EXERCISE BRIEF -
Every line containing the word "this" needs to be found and copied.
===== SUPPLIED ENTRIES
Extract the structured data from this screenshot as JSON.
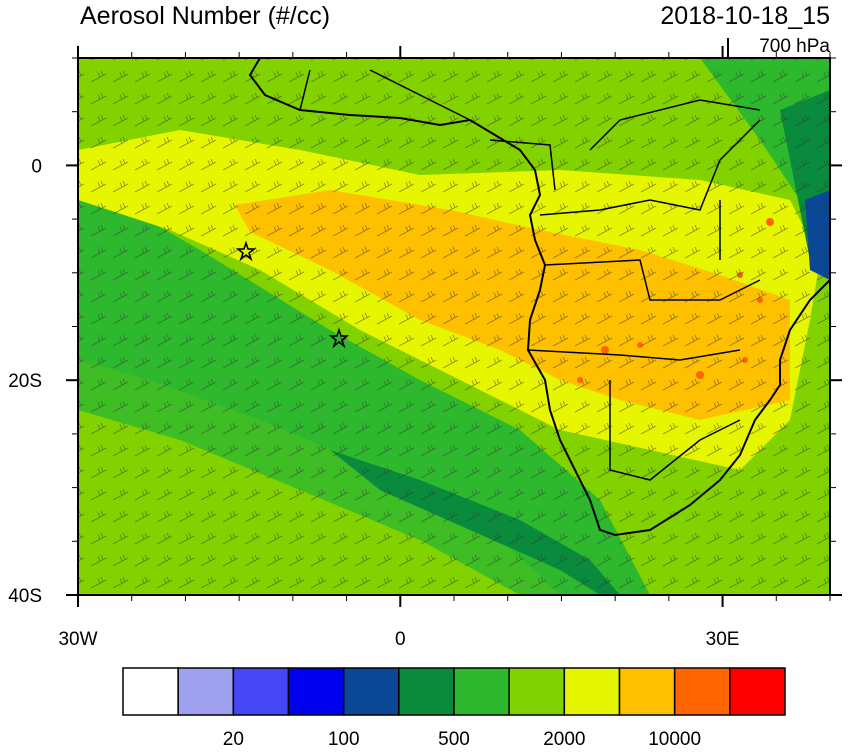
{
  "header": {
    "title": "Aerosol Number (#/cc)",
    "time": "2018-10-18_15",
    "level": "700 hPa"
  },
  "map": {
    "xlim": [
      -30,
      40
    ],
    "ylim": [
      -40,
      10
    ],
    "xticks": [
      {
        "value": -30,
        "label": "30W"
      },
      0,
      {
        "value": 30,
        "label": "30E"
      }
    ],
    "yticks": [
      0,
      {
        "value": -20,
        "label": "20S"
      },
      {
        "value": -40,
        "label": "40S"
      }
    ]
  },
  "colorbar": {
    "colors": [
      "#ffffff",
      "#a0a0f0",
      "#4646f5",
      "#0000f0",
      "#0a4896",
      "#0a8a3c",
      "#2db82d",
      "#82d200",
      "#e6f500",
      "#ffc000",
      "#ff6400",
      "#ff0000"
    ],
    "labels": [
      20,
      100,
      500,
      2000,
      10000
    ]
  }
}
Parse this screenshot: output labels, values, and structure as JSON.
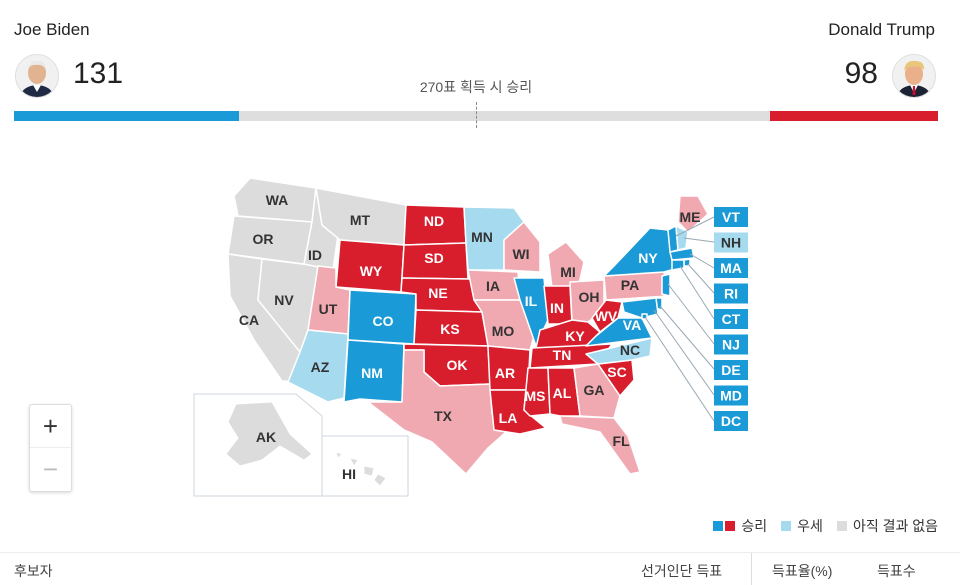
{
  "candidates": {
    "left": {
      "name": "Joe Biden",
      "votes": "131",
      "color": "#1a9bd7"
    },
    "right": {
      "name": "Donald Trump",
      "votes": "98",
      "color": "#d81e2d"
    }
  },
  "threshold_label": "270표 획득 시 승리",
  "progress": {
    "dem_electoral_votes": 131,
    "rep_electoral_votes": 98,
    "to_win": 270,
    "total": 538
  },
  "colors": {
    "dem_win": "#1a9bd7",
    "rep_win": "#d81e2d",
    "dem_lean": "#a5daef",
    "rep_lean": "#f0a9b1",
    "no_result": "#dcdcdc"
  },
  "states": [
    {
      "code": "WA",
      "status": "no_result"
    },
    {
      "code": "OR",
      "status": "no_result"
    },
    {
      "code": "CA",
      "status": "no_result"
    },
    {
      "code": "NV",
      "status": "no_result"
    },
    {
      "code": "ID",
      "status": "no_result"
    },
    {
      "code": "MT",
      "status": "no_result"
    },
    {
      "code": "WY",
      "status": "rep_win"
    },
    {
      "code": "UT",
      "status": "rep_lean"
    },
    {
      "code": "AZ",
      "status": "dem_lean"
    },
    {
      "code": "CO",
      "status": "dem_win"
    },
    {
      "code": "NM",
      "status": "dem_win"
    },
    {
      "code": "ND",
      "status": "rep_win"
    },
    {
      "code": "SD",
      "status": "rep_win"
    },
    {
      "code": "NE",
      "status": "rep_win"
    },
    {
      "code": "KS",
      "status": "rep_win"
    },
    {
      "code": "OK",
      "status": "rep_win"
    },
    {
      "code": "TX",
      "status": "rep_lean"
    },
    {
      "code": "MN",
      "status": "dem_lean"
    },
    {
      "code": "IA",
      "status": "rep_lean"
    },
    {
      "code": "MO",
      "status": "rep_lean"
    },
    {
      "code": "AR",
      "status": "rep_win"
    },
    {
      "code": "LA",
      "status": "rep_win"
    },
    {
      "code": "WI",
      "status": "rep_lean"
    },
    {
      "code": "IL",
      "status": "dem_win"
    },
    {
      "code": "MI",
      "status": "rep_lean"
    },
    {
      "code": "IN",
      "status": "rep_win"
    },
    {
      "code": "OH",
      "status": "rep_lean"
    },
    {
      "code": "KY",
      "status": "rep_win"
    },
    {
      "code": "TN",
      "status": "rep_win"
    },
    {
      "code": "MS",
      "status": "rep_win"
    },
    {
      "code": "AL",
      "status": "rep_win"
    },
    {
      "code": "GA",
      "status": "rep_lean"
    },
    {
      "code": "FL",
      "status": "rep_lean"
    },
    {
      "code": "SC",
      "status": "rep_win"
    },
    {
      "code": "NC",
      "status": "dem_lean"
    },
    {
      "code": "VA",
      "status": "dem_win"
    },
    {
      "code": "WV",
      "status": "rep_win"
    },
    {
      "code": "PA",
      "status": "rep_lean"
    },
    {
      "code": "NY",
      "status": "dem_win"
    },
    {
      "code": "ME",
      "status": "rep_lean"
    },
    {
      "code": "AK",
      "status": "no_result"
    },
    {
      "code": "HI",
      "status": "no_result"
    }
  ],
  "small_states": [
    {
      "code": "VT",
      "status": "dem_win"
    },
    {
      "code": "NH",
      "status": "dem_lean"
    },
    {
      "code": "MA",
      "status": "dem_win"
    },
    {
      "code": "RI",
      "status": "dem_win"
    },
    {
      "code": "CT",
      "status": "dem_win"
    },
    {
      "code": "NJ",
      "status": "dem_win"
    },
    {
      "code": "DE",
      "status": "dem_win"
    },
    {
      "code": "MD",
      "status": "dem_win"
    },
    {
      "code": "DC",
      "status": "dem_win"
    }
  ],
  "zoom": {
    "in": "+",
    "out": "−"
  },
  "legend": {
    "win": "승리",
    "lean": "우세",
    "none": "아직 결과 없음"
  },
  "footer": {
    "candidate": "후보자",
    "electoral": "선거인단 득표",
    "percent": "득표율(%)",
    "votes": "득표수"
  }
}
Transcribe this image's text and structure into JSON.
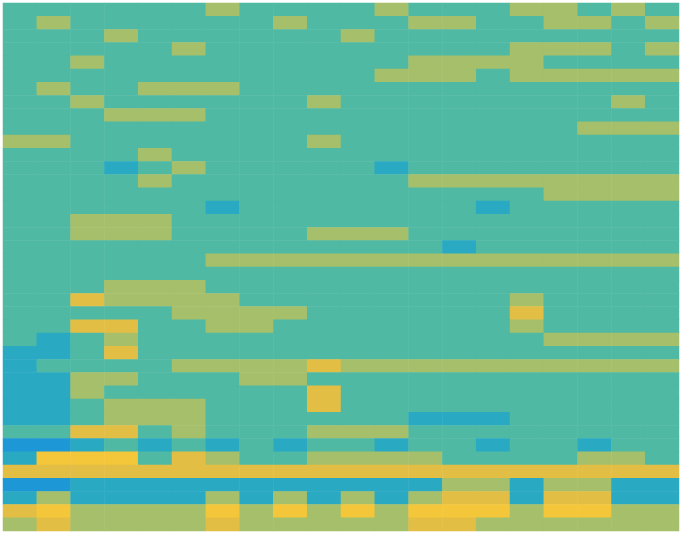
{
  "chart_data": {
    "type": "heatmap",
    "value_range": [
      0,
      9
    ],
    "tick_labels": false,
    "grid": false,
    "cells": [
      [
        5,
        5,
        5,
        5,
        5,
        5,
        6,
        5,
        5,
        5,
        5,
        6,
        5,
        5,
        5,
        6,
        6,
        5,
        6,
        5
      ],
      [
        5,
        6,
        5,
        5,
        5,
        5,
        5,
        5,
        6,
        5,
        5,
        5,
        6,
        6,
        5,
        5,
        6,
        6,
        5,
        6
      ],
      [
        5,
        5,
        5,
        6,
        5,
        5,
        5,
        5,
        5,
        5,
        6,
        5,
        5,
        5,
        5,
        5,
        5,
        5,
        5,
        5
      ],
      [
        5,
        5,
        5,
        5,
        5,
        6,
        5,
        5,
        5,
        5,
        5,
        5,
        5,
        5,
        5,
        6,
        6,
        6,
        5,
        6
      ],
      [
        5,
        5,
        6,
        5,
        5,
        5,
        5,
        5,
        5,
        5,
        5,
        5,
        6,
        6,
        6,
        6,
        5,
        5,
        5,
        5
      ],
      [
        5,
        5,
        5,
        5,
        5,
        5,
        5,
        5,
        5,
        5,
        5,
        6,
        6,
        6,
        5,
        6,
        6,
        6,
        6,
        6
      ],
      [
        5,
        6,
        5,
        5,
        6,
        6,
        6,
        5,
        5,
        5,
        5,
        5,
        5,
        5,
        5,
        5,
        5,
        5,
        5,
        5
      ],
      [
        5,
        5,
        6,
        5,
        5,
        5,
        5,
        5,
        5,
        6,
        5,
        5,
        5,
        5,
        5,
        5,
        5,
        5,
        6,
        5
      ],
      [
        5,
        5,
        5,
        6,
        6,
        6,
        5,
        5,
        5,
        5,
        5,
        5,
        5,
        5,
        5,
        5,
        5,
        5,
        5,
        5
      ],
      [
        5,
        5,
        5,
        5,
        5,
        5,
        5,
        5,
        5,
        5,
        5,
        5,
        5,
        5,
        5,
        5,
        5,
        6,
        6,
        6
      ],
      [
        6,
        6,
        5,
        5,
        5,
        5,
        5,
        5,
        5,
        6,
        5,
        5,
        5,
        5,
        5,
        5,
        5,
        5,
        5,
        5
      ],
      [
        5,
        5,
        5,
        5,
        6,
        5,
        5,
        5,
        5,
        5,
        5,
        5,
        5,
        5,
        5,
        5,
        5,
        5,
        5,
        5
      ],
      [
        5,
        5,
        5,
        4,
        5,
        6,
        5,
        5,
        5,
        5,
        5,
        4,
        5,
        5,
        5,
        5,
        5,
        5,
        5,
        5
      ],
      [
        5,
        5,
        5,
        5,
        6,
        5,
        5,
        5,
        5,
        5,
        5,
        5,
        6,
        6,
        6,
        6,
        6,
        6,
        6,
        6
      ],
      [
        5,
        5,
        5,
        5,
        5,
        5,
        5,
        5,
        5,
        5,
        5,
        5,
        5,
        5,
        5,
        5,
        6,
        6,
        6,
        6
      ],
      [
        5,
        5,
        5,
        5,
        5,
        5,
        4,
        5,
        5,
        5,
        5,
        5,
        5,
        5,
        4,
        5,
        5,
        5,
        5,
        5
      ],
      [
        5,
        5,
        6,
        6,
        6,
        5,
        5,
        5,
        5,
        5,
        5,
        5,
        5,
        5,
        5,
        5,
        5,
        5,
        5,
        5
      ],
      [
        5,
        5,
        6,
        6,
        6,
        5,
        5,
        5,
        5,
        6,
        6,
        6,
        5,
        5,
        5,
        5,
        5,
        5,
        5,
        5
      ],
      [
        5,
        5,
        5,
        5,
        5,
        5,
        5,
        5,
        5,
        5,
        5,
        5,
        5,
        4,
        5,
        5,
        5,
        5,
        5,
        5
      ],
      [
        5,
        5,
        5,
        5,
        5,
        5,
        6,
        6,
        6,
        6,
        6,
        6,
        6,
        6,
        6,
        6,
        6,
        6,
        6,
        6
      ],
      [
        5,
        5,
        5,
        5,
        5,
        5,
        5,
        5,
        5,
        5,
        5,
        5,
        5,
        5,
        5,
        5,
        5,
        5,
        5,
        5
      ],
      [
        5,
        5,
        5,
        6,
        6,
        6,
        5,
        5,
        5,
        5,
        5,
        5,
        5,
        5,
        5,
        5,
        5,
        5,
        5,
        5
      ],
      [
        5,
        5,
        7,
        6,
        6,
        6,
        6,
        5,
        5,
        5,
        5,
        5,
        5,
        5,
        5,
        6,
        5,
        5,
        5,
        5
      ],
      [
        5,
        5,
        5,
        5,
        5,
        6,
        6,
        6,
        6,
        5,
        5,
        5,
        5,
        5,
        5,
        7,
        5,
        5,
        5,
        5
      ],
      [
        5,
        5,
        7,
        7,
        5,
        5,
        6,
        6,
        5,
        5,
        5,
        5,
        5,
        5,
        5,
        6,
        5,
        5,
        5,
        5
      ],
      [
        5,
        4,
        5,
        6,
        5,
        5,
        5,
        5,
        5,
        5,
        5,
        5,
        5,
        5,
        5,
        5,
        6,
        6,
        6,
        6
      ],
      [
        4,
        4,
        5,
        7,
        5,
        5,
        5,
        5,
        5,
        5,
        5,
        5,
        5,
        5,
        5,
        5,
        5,
        5,
        5,
        5
      ],
      [
        4,
        5,
        5,
        5,
        5,
        6,
        6,
        6,
        6,
        7,
        6,
        6,
        6,
        6,
        6,
        6,
        6,
        6,
        6,
        6
      ],
      [
        4,
        4,
        6,
        6,
        5,
        5,
        5,
        6,
        6,
        5,
        5,
        5,
        5,
        5,
        5,
        5,
        5,
        5,
        5,
        5
      ],
      [
        4,
        4,
        6,
        5,
        5,
        5,
        5,
        5,
        5,
        7,
        5,
        5,
        5,
        5,
        5,
        5,
        5,
        5,
        5,
        5
      ],
      [
        4,
        4,
        5,
        6,
        6,
        6,
        5,
        5,
        5,
        7,
        5,
        5,
        5,
        5,
        5,
        5,
        5,
        5,
        5,
        5
      ],
      [
        4,
        4,
        5,
        6,
        6,
        6,
        5,
        5,
        5,
        5,
        5,
        5,
        4,
        4,
        4,
        5,
        5,
        5,
        5,
        5
      ],
      [
        5,
        5,
        7,
        7,
        5,
        6,
        5,
        5,
        5,
        6,
        6,
        6,
        5,
        5,
        5,
        5,
        5,
        5,
        5,
        5
      ],
      [
        3,
        3,
        4,
        5,
        4,
        5,
        4,
        5,
        4,
        5,
        5,
        4,
        5,
        5,
        4,
        5,
        5,
        4,
        5,
        5
      ],
      [
        4,
        8,
        8,
        8,
        5,
        7,
        6,
        5,
        5,
        6,
        6,
        6,
        6,
        5,
        5,
        5,
        5,
        6,
        6,
        5
      ],
      [
        7,
        7,
        7,
        7,
        7,
        7,
        7,
        7,
        7,
        7,
        7,
        7,
        7,
        7,
        7,
        7,
        7,
        7,
        7,
        7
      ],
      [
        3,
        3,
        4,
        4,
        4,
        4,
        4,
        4,
        4,
        4,
        4,
        4,
        4,
        6,
        6,
        4,
        6,
        6,
        4,
        4
      ],
      [
        4,
        6,
        4,
        4,
        4,
        4,
        6,
        4,
        6,
        4,
        6,
        4,
        6,
        7,
        7,
        4,
        7,
        7,
        4,
        4
      ],
      [
        7,
        8,
        6,
        6,
        6,
        6,
        8,
        6,
        8,
        6,
        8,
        6,
        8,
        8,
        8,
        6,
        8,
        8,
        6,
        6
      ],
      [
        6,
        7,
        6,
        6,
        6,
        6,
        7,
        6,
        6,
        6,
        6,
        6,
        7,
        7,
        6,
        6,
        6,
        6,
        6,
        6
      ]
    ]
  }
}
==========
CORRECT ANSWER -
Extract the structured data from this screenshot as JSON.
Parse this screenshot: output labels, values, and structure as JSON.
Transcribe this image's text and structure into JSON.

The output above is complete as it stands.